Written exercise: Print the listing in its entirety and exactly, leaving out images.

Excerpted records:
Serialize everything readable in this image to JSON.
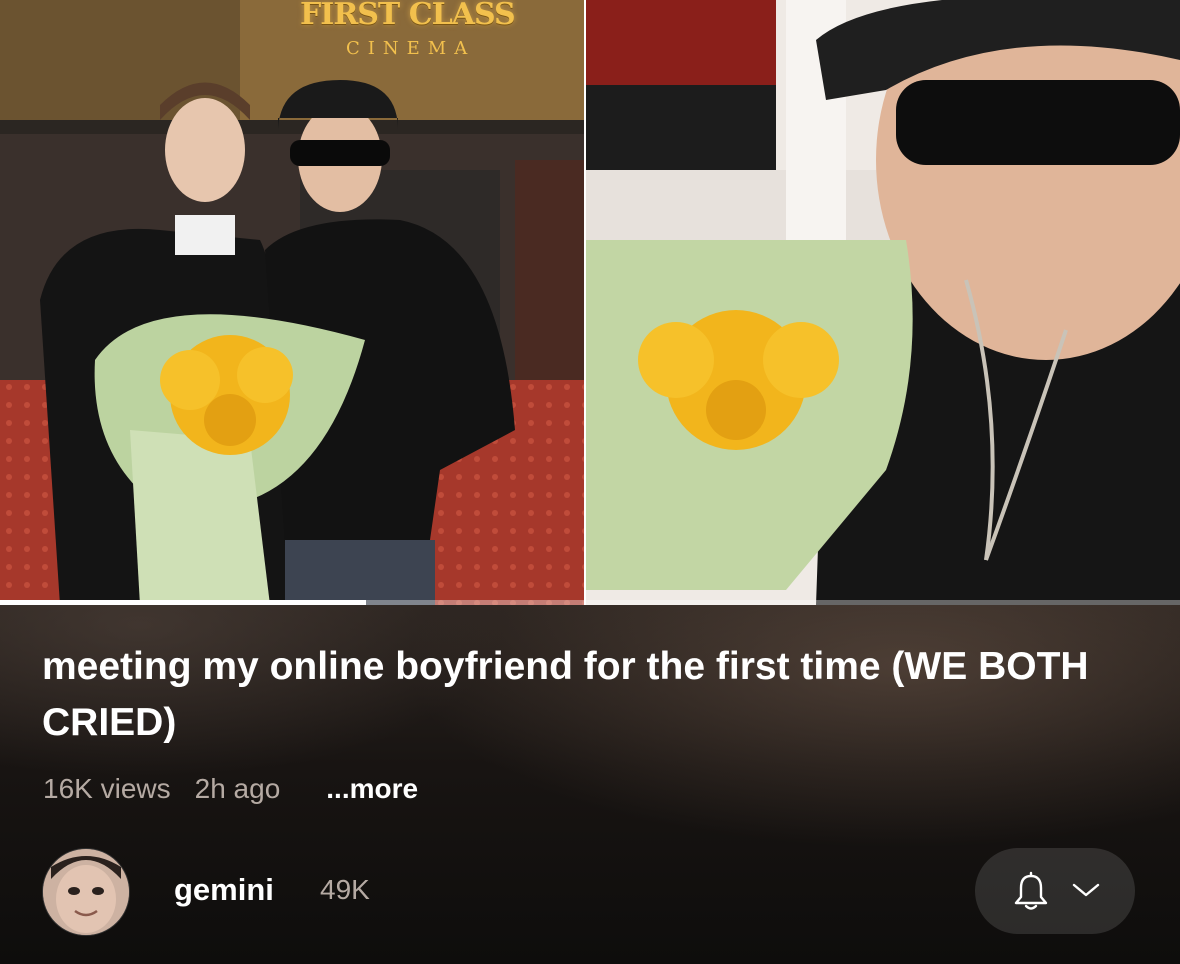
{
  "video": {
    "progress_fraction": 0.31,
    "left_photo_sign_title": "FIRST CLASS",
    "left_photo_sign_subtitle": "CINEMA"
  },
  "title": "meeting my online boyfriend for the first time (WE BOTH CRIED)",
  "meta": {
    "views": "16K views",
    "ago": "2h ago",
    "more": "...more"
  },
  "channel": {
    "name": "gemini",
    "subscribers": "49K"
  },
  "icons": {
    "bell": "bell-icon",
    "chevron": "chevron-down-icon"
  },
  "colors": {
    "background": "#0f0f0f",
    "title_text": "#ffffff",
    "secondary_text": "#b5aaa3",
    "seek_track": "rgba(255,255,255,0.35)",
    "seek_fill": "#ffffff"
  }
}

Reply:
Serialize everything readable in this image to JSON.
{
  "video": {
    "progress_fraction": 0.31,
    "left_photo_sign_title": "FIRST CLASS",
    "left_photo_sign_subtitle": "CINEMA"
  },
  "title": "meeting my online boyfriend for the first time (WE BOTH CRIED)",
  "meta": {
    "views": "16K views",
    "ago": "2h ago",
    "more": "...more"
  },
  "channel": {
    "name": "gemini",
    "subscribers": "49K"
  },
  "icons": {
    "bell": "bell-icon",
    "chevron": "chevron-down-icon"
  },
  "colors": {
    "background": "#0f0f0f",
    "title_text": "#ffffff",
    "secondary_text": "#b5aaa3",
    "seek_track": "rgba(255,255,255,0.35)",
    "seek_fill": "#ffffff"
  }
}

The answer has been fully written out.